## start
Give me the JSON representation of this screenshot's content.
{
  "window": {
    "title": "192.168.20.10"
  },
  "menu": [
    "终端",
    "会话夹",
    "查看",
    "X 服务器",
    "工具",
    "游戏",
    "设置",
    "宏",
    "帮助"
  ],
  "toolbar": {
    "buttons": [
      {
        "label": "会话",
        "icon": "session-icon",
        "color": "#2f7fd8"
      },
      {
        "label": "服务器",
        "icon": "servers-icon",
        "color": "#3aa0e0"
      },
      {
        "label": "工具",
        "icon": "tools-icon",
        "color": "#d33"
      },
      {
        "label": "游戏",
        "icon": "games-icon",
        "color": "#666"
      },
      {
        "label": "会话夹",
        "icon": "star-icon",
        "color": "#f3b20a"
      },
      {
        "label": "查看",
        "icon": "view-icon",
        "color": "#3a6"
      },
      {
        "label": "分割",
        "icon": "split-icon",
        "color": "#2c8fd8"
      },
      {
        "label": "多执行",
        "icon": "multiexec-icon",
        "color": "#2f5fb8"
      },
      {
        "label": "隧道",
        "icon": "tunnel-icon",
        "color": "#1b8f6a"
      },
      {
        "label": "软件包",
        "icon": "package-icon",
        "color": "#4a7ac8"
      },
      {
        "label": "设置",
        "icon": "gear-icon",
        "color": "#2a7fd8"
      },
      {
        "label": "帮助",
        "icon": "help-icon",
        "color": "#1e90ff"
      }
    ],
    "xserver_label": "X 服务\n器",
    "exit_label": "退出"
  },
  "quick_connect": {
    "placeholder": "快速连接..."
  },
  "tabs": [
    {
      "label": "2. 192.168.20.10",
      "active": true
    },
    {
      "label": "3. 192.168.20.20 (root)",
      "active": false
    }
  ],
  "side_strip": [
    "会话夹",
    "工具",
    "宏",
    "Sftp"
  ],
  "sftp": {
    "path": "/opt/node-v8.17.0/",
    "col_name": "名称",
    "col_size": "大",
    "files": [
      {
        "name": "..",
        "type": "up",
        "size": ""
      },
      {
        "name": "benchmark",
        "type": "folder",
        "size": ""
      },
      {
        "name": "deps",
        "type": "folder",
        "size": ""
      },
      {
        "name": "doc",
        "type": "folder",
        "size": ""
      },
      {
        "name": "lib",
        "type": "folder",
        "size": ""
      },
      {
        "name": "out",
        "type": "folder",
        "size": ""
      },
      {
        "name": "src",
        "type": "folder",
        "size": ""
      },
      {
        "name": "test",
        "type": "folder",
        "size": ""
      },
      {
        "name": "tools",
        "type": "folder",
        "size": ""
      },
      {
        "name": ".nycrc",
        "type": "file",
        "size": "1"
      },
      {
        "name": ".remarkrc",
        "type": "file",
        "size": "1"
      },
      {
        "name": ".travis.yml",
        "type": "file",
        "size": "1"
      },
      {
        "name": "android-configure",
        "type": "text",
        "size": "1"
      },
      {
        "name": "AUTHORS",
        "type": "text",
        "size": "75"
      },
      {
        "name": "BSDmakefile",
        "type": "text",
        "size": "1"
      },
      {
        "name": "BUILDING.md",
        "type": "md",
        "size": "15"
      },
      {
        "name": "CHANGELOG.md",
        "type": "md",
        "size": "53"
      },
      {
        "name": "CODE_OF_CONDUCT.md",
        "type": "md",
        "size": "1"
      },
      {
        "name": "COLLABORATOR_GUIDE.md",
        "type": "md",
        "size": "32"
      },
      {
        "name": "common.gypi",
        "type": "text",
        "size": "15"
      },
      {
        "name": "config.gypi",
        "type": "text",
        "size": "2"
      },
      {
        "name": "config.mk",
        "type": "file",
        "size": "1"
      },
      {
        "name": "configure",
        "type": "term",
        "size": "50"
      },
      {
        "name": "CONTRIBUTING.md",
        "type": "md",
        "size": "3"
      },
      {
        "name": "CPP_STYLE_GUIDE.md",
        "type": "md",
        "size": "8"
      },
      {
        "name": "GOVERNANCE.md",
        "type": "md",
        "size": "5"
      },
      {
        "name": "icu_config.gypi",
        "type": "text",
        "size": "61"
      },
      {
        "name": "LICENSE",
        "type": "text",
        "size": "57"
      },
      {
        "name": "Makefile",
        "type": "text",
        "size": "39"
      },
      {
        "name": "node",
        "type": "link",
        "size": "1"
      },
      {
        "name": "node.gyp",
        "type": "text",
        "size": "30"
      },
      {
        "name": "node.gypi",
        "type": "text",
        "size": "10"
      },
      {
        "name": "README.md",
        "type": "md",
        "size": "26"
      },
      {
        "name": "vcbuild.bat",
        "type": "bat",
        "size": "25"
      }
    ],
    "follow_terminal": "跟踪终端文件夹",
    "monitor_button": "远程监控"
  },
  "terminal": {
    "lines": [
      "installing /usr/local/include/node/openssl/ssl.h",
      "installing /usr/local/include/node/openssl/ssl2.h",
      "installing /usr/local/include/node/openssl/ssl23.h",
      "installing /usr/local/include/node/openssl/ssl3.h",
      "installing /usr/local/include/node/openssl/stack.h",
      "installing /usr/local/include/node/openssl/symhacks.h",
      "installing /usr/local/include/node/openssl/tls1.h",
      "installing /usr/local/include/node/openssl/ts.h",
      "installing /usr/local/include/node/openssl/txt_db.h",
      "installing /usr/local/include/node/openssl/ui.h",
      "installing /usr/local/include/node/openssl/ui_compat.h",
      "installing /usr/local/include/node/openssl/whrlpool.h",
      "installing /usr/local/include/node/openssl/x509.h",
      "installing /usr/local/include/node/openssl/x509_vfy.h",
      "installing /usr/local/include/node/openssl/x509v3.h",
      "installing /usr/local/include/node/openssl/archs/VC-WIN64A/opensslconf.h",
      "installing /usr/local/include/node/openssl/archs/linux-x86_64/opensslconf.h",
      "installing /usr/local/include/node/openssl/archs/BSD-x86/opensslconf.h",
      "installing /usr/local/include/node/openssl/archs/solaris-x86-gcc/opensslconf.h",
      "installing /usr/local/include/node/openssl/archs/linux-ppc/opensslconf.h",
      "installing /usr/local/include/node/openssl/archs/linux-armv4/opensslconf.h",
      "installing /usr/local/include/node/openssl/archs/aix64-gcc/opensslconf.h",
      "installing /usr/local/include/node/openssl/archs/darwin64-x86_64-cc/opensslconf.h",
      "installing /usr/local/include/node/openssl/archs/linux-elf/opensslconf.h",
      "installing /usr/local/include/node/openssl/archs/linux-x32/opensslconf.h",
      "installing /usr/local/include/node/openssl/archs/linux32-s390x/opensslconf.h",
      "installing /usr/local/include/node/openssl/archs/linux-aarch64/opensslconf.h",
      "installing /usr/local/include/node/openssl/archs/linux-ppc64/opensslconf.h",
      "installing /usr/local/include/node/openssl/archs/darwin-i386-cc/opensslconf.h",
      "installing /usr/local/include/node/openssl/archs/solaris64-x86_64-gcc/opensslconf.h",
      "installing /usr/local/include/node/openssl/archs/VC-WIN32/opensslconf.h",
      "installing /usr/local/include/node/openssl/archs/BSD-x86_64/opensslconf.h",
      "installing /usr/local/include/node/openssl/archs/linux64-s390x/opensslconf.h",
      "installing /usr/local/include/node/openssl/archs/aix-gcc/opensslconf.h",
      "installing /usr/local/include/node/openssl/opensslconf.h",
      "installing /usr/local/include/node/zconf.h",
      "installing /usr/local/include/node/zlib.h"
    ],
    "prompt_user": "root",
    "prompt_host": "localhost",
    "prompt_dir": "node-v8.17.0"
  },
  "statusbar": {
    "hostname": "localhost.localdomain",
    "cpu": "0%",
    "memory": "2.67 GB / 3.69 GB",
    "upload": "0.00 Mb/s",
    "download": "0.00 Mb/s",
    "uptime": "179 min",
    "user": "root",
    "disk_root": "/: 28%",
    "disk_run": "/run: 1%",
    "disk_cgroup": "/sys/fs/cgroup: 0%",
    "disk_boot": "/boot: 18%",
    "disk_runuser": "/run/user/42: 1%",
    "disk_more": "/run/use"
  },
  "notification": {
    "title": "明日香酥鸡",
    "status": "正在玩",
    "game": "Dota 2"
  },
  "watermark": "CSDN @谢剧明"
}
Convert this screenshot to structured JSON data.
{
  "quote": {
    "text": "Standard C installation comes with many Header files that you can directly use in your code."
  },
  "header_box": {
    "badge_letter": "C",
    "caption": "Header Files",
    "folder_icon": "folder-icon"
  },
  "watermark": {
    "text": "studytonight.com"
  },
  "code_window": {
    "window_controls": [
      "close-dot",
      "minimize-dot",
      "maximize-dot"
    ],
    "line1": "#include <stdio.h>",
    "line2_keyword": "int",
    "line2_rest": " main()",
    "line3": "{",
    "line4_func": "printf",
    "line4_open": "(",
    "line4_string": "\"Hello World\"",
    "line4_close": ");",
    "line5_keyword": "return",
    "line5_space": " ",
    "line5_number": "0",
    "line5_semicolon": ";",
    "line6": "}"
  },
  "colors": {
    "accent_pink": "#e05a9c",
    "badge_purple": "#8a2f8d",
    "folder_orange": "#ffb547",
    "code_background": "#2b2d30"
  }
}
## end
-- Aim of the exercise --
From the data above, copy each line that holds "gypi".

-- Result of this exercise --
        "name": "common.gypi",
        "name": "config.gypi",
        "name": "icu_config.gypi",
        "name": "node.gypi",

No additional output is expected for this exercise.